= Records for this task =

>>>>

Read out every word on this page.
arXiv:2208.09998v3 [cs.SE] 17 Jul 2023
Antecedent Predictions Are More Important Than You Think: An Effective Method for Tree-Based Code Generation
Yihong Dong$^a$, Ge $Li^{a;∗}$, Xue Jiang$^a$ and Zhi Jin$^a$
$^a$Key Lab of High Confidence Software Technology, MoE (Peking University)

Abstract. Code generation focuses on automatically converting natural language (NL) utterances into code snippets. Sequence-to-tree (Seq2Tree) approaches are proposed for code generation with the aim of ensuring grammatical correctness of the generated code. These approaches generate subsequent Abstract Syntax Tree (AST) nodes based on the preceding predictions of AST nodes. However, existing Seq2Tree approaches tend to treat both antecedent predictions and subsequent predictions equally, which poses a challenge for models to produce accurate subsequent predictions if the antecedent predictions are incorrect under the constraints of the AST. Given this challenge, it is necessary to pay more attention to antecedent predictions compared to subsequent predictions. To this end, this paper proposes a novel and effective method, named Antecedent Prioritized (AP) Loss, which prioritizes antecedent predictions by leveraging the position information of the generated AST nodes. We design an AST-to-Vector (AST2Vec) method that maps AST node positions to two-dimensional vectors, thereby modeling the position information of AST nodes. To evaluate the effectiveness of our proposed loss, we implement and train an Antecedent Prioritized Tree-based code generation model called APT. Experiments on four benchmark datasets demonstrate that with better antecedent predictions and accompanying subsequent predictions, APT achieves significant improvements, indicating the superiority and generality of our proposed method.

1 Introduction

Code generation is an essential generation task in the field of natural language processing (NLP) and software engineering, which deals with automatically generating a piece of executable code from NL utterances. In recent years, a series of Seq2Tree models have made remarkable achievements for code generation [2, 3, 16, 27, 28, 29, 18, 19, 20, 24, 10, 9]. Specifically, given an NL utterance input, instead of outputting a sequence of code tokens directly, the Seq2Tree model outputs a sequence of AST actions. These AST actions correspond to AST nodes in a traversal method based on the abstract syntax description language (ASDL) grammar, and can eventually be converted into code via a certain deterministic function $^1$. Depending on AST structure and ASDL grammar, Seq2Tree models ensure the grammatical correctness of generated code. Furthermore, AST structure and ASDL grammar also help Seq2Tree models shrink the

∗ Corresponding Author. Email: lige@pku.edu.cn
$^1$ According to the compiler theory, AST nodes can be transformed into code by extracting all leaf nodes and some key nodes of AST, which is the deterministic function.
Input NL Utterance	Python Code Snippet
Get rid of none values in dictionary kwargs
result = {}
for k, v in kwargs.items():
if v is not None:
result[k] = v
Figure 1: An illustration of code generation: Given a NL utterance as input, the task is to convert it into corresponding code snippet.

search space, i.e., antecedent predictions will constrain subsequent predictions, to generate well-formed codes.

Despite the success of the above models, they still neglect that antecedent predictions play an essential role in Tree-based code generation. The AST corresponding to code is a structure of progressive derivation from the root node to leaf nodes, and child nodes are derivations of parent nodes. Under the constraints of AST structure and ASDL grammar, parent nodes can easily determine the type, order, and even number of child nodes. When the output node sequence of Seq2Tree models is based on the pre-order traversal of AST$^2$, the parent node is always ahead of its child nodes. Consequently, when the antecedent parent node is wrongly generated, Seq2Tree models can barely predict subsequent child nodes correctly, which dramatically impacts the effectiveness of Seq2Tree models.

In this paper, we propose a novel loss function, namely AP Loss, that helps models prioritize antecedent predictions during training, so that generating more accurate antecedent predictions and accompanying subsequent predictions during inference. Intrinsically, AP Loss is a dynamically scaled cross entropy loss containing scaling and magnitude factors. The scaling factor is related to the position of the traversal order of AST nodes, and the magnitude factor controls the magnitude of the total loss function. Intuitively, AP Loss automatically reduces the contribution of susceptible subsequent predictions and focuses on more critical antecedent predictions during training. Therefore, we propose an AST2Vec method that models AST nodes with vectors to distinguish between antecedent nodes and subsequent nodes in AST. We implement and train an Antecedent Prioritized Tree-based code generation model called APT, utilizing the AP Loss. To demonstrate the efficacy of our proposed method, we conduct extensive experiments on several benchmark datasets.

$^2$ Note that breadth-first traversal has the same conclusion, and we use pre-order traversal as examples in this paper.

<<<<

Copy every line above in which the string "kwargs" shows up.

= The reply =
Get rid of none values in dictionary kwargs
for k, v in kwargs.items():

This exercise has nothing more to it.